"""
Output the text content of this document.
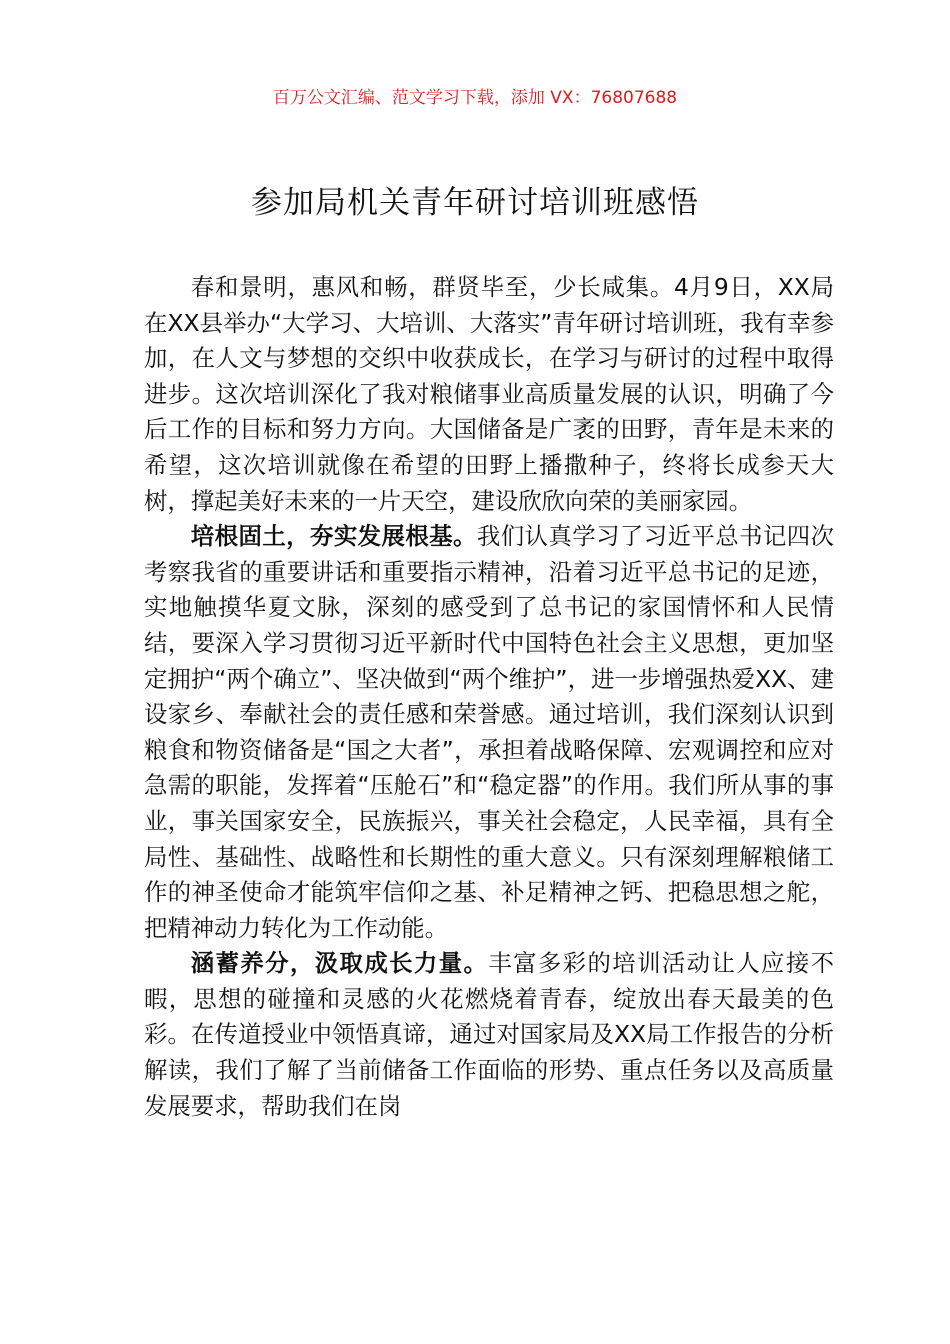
百万公文汇编、范文学习下载，添加 VX：76807688
参加局机关青年研讨培训班感悟

春和景明，惠风和畅，群贤毕至，少长咸集。4月9日，XX局在XX县举办“大学习、大培训、大落实”青年研讨培训班，我有幸参加，在人文与梦想的交织中收获成长，在学习与研讨的过程中取得进步。这次培训深化了我对粮储事业高质量发展的认识，明确了今后工作的目标和努力方向。大国储备是广袤的田野，青年是未来的希望，这次培训就像在希望的田野上播撒种子，终将长成参天大树，撑起美好未来的一片天空，建设欣欣向荣的美丽家园。

培根固土，夯实发展根基。我们认真学习了习近平总书记四次考察我省的重要讲话和重要指示精神，沿着习近平总书记的足迹，实地触摸华夏文脉，深刻的感受到了总书记的家国情怀和人民情结，要深入学习贯彻习近平新时代中国特色社会主义思想，更加坚定拥护“两个确立”、坚决做到“两个维护”，进一步增强热爱XX、建设家乡、奉献社会的责任感和荣誉感。通过培训，我们深刻认识到粮食和物资储备是“国之大者”，承担着战略保障、宏观调控和应对急需的职能，发挥着“压舱石”和“稳定器”的作用。我们所从事的事业，事关国家安全，民族振兴，事关社会稳定，人民幸福，具有全局性、基础性、战略性和长期性的重大意义。只有深刻理解粮储工作的神圣使命才能筑牢信仰之基、补足精神之钙、把稳思想之舵，把精神动力转化为工作动能。

涵蓄养分，汲取成长力量。丰富多彩的培训活动让人应接不暇，思想的碰撞和灵感的火花燃烧着青春，绽放出春天最美的色彩。在传道授业中领悟真谛，通过对国家局及XX局工作报告的分析解读，我们了解了当前储备工作面临的形势、重点任务以及高质量发展要求，帮助我们在岗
"""
• **WHAT IS REQUIRED**
Each line of the data should be quoted exactly, with pictures left out.

• **EXERCISE OUTPUT**
Output the text content of this document.
百万公文汇编、范文学习下载，添加 VX：76807688
参加局机关青年研讨培训班感悟

春和景明，惠风和畅，群贤毕至，少长咸集。4月9日，XX局在XX县举办“大学习、大培训、大落实”青年研讨培训班，我有幸参加，在人文与梦想的交织中收获成长，在学习与研讨的过程中取得进步。这次培训深化了我对粮储事业高质量发展的认识，明确了今后工作的目标和努力方向。大国储备是广袤的田野，青年是未来的希望，这次培训就像在希望的田野上播撒种子，终将长成参天大树，撑起美好未来的一片天空，建设欣欣向荣的美丽家园。

培根固土，夯实发展根基。我们认真学习了习近平总书记四次考察我省的重要讲话和重要指示精神，沿着习近平总书记的足迹，实地触摸华夏文脉，深刻的感受到了总书记的家国情怀和人民情结，要深入学习贯彻习近平新时代中国特色社会主义思想，更加坚定拥护“两个确立”、坚决做到“两个维护”，进一步增强热爱XX、建设家乡、奉献社会的责任感和荣誉感。通过培训，我们深刻认识到粮食和物资储备是“国之大者”，承担着战略保障、宏观调控和应对急需的职能，发挥着“压舱石”和“稳定器”的作用。我们所从事的事业，事关国家安全，民族振兴，事关社会稳定，人民幸福，具有全局性、基础性、战略性和长期性的重大意义。只有深刻理解粮储工作的神圣使命才能筑牢信仰之基、补足精神之钙、把稳思想之舵，把精神动力转化为工作动能。

涵蓄养分，汲取成长力量。丰富多彩的培训活动让人应接不暇，思想的碰撞和灵感的火花燃烧着青春，绽放出春天最美的色彩。在传道授业中领悟真谛，通过对国家局及XX局工作报告的分析解读，我们了解了当前储备工作面临的形势、重点任务以及高质量发展要求，帮助我们在岗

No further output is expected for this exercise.